DIRECTIVE -> Pull out from the material below all lines with "Trudno".

Dataset excerpt:
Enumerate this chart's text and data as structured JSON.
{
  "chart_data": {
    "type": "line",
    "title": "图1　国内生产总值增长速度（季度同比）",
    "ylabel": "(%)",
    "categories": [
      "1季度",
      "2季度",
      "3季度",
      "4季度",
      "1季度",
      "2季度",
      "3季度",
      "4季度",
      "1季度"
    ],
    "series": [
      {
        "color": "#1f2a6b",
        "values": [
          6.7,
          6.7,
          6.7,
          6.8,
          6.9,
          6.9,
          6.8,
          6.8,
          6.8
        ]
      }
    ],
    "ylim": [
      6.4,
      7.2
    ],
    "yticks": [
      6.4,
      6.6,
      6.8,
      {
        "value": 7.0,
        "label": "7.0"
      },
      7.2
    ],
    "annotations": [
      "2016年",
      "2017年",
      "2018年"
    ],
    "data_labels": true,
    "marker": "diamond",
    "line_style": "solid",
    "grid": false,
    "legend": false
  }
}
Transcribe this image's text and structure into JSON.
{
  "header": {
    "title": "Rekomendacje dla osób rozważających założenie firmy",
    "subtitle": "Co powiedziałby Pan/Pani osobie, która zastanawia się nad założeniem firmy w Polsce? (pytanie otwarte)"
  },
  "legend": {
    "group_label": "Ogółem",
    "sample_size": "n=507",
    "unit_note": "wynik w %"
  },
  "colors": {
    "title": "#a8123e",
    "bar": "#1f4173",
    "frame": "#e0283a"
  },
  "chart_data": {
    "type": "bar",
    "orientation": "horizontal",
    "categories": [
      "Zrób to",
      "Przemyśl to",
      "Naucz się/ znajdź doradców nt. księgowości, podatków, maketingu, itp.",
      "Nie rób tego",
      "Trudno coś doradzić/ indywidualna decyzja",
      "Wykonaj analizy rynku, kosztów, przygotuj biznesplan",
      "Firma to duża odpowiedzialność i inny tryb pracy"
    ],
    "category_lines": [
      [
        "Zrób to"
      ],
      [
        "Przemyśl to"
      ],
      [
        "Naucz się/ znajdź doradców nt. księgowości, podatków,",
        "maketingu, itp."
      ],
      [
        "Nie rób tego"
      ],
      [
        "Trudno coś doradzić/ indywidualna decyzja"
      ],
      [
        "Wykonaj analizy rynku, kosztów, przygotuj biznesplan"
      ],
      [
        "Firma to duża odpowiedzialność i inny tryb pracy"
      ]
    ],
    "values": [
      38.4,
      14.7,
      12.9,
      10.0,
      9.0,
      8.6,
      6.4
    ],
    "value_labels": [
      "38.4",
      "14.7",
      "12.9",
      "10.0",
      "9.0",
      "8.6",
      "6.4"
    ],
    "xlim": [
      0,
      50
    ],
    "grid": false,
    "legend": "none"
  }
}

THE RESULT ->
      "Trudno coś doradzić/ indywidualna decyzja",
        "Trudno coś doradzić/ indywidualna decyzja"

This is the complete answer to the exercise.